(Data entries)
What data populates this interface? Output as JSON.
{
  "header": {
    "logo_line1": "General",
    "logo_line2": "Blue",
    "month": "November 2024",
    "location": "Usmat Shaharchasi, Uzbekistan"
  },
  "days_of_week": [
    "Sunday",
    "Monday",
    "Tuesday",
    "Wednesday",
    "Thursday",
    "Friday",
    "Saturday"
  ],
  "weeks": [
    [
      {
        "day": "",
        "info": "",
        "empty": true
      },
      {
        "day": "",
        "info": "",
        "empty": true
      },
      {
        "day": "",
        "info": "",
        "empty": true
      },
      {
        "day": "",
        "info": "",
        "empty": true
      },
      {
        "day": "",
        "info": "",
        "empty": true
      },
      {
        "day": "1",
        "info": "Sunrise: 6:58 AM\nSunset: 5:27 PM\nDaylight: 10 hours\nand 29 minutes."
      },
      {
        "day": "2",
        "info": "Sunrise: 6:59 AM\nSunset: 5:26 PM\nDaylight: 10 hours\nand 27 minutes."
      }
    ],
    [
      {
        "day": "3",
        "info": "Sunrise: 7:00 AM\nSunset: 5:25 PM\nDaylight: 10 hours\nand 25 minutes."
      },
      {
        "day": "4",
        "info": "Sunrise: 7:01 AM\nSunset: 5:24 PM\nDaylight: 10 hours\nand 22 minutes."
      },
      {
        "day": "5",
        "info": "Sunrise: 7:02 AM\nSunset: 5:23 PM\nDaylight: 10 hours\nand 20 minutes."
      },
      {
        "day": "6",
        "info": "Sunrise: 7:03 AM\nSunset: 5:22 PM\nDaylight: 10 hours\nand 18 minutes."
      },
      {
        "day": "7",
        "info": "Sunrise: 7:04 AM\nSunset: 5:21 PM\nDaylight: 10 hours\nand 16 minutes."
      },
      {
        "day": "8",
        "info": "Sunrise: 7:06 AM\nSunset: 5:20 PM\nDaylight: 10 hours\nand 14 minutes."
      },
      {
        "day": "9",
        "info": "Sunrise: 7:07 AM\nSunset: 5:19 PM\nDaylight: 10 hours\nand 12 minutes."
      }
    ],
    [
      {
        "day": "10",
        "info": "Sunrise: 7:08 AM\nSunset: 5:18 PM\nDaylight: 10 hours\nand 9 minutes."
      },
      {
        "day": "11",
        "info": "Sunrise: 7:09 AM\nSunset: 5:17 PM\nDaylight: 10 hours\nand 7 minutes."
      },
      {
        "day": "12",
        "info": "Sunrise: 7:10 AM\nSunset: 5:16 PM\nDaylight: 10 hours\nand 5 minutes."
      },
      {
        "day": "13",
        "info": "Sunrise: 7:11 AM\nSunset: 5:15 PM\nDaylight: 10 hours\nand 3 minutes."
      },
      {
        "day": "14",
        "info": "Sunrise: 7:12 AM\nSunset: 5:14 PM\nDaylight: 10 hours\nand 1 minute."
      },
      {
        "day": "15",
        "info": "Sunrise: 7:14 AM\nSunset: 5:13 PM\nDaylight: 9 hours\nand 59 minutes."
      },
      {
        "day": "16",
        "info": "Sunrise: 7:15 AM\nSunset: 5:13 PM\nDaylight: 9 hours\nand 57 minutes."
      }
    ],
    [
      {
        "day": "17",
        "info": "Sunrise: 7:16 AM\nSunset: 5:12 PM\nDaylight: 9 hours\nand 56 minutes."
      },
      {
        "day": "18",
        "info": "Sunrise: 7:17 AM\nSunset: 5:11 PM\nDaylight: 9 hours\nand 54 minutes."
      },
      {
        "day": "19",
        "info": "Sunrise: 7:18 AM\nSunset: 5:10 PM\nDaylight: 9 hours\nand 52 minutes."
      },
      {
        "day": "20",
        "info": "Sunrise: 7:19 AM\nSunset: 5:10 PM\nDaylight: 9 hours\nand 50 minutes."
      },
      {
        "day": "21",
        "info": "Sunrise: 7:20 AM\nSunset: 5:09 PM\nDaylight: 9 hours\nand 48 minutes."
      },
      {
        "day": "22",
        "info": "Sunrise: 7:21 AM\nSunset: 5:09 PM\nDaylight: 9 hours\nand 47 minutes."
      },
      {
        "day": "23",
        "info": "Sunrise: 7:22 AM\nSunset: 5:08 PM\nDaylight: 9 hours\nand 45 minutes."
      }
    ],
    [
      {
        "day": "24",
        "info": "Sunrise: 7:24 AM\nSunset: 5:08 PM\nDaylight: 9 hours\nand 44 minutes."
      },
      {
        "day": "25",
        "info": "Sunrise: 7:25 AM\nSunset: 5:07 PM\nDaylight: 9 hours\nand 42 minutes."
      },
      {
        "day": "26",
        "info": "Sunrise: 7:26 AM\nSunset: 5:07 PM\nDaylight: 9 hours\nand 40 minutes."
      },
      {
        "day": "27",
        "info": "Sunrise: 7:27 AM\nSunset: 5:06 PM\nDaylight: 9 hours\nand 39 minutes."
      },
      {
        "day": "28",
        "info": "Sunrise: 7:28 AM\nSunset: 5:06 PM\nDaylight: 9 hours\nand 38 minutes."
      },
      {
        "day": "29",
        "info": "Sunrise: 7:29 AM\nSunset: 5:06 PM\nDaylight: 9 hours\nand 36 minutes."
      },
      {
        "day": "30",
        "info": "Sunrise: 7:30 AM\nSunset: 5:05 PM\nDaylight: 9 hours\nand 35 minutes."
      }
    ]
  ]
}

--

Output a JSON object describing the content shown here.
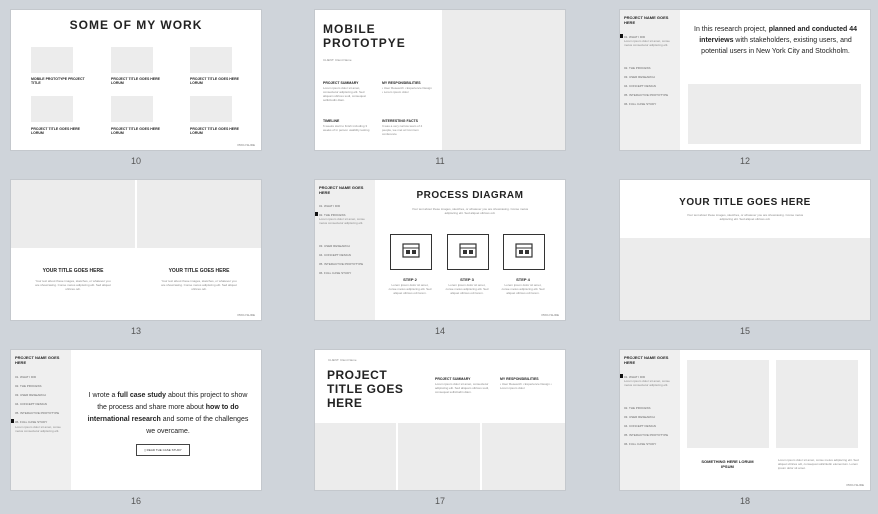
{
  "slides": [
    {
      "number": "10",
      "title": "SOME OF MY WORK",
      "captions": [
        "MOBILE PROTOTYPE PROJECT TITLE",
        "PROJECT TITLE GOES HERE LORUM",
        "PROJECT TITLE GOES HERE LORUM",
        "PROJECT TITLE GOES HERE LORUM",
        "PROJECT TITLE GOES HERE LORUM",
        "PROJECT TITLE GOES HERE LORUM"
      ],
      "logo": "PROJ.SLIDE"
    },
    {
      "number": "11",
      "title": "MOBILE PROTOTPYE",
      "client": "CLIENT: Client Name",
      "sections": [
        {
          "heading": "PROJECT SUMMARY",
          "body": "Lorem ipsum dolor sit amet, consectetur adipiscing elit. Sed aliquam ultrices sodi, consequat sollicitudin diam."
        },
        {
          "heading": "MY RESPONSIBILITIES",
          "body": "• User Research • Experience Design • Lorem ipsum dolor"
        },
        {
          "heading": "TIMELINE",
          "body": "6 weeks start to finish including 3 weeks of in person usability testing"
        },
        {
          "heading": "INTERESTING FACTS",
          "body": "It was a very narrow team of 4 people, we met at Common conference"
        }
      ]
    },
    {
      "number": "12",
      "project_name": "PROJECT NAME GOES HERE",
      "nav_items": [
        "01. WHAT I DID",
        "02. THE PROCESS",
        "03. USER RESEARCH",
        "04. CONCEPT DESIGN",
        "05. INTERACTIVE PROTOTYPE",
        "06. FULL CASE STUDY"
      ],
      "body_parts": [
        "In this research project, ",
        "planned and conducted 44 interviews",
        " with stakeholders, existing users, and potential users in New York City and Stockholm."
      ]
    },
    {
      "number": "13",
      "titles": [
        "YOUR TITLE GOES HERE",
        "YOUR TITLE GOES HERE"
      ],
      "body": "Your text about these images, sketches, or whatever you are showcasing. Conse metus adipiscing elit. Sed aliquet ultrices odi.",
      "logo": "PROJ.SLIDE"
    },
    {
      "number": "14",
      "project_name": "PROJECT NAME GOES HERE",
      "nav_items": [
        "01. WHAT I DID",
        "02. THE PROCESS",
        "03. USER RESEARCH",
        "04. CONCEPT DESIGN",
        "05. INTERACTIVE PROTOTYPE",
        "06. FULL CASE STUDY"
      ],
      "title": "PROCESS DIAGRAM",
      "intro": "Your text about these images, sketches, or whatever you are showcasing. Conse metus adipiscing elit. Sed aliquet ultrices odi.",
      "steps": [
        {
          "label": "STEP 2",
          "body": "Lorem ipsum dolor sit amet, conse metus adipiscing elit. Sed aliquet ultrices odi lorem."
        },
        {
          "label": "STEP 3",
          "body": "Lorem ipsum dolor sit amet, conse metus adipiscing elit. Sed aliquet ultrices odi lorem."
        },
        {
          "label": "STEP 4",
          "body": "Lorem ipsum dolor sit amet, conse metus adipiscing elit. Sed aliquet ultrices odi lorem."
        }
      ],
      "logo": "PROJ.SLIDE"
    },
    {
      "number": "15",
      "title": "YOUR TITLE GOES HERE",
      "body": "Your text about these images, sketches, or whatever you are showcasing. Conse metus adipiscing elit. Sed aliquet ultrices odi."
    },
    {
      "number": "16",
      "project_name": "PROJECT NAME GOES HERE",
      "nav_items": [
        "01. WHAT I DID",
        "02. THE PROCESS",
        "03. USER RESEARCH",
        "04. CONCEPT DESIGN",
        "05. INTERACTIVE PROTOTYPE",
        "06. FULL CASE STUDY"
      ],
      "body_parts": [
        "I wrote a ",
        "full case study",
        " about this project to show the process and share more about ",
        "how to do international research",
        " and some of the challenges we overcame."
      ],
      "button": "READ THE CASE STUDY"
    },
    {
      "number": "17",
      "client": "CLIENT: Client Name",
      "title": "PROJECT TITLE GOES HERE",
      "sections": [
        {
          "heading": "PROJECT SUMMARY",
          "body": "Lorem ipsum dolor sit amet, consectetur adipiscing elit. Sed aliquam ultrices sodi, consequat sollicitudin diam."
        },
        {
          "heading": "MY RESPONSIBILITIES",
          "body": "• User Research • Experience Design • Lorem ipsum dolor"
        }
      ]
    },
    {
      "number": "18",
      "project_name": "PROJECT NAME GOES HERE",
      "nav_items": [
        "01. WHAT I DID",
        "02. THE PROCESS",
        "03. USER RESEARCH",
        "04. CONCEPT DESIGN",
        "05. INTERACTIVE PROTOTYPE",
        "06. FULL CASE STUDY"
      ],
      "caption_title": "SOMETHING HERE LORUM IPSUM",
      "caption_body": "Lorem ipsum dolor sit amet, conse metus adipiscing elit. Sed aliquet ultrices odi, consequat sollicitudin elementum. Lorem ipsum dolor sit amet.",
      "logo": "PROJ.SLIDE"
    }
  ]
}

> [Task statement]: Say how many lines contain "this", and give nothing but that number.

> [The result]: 3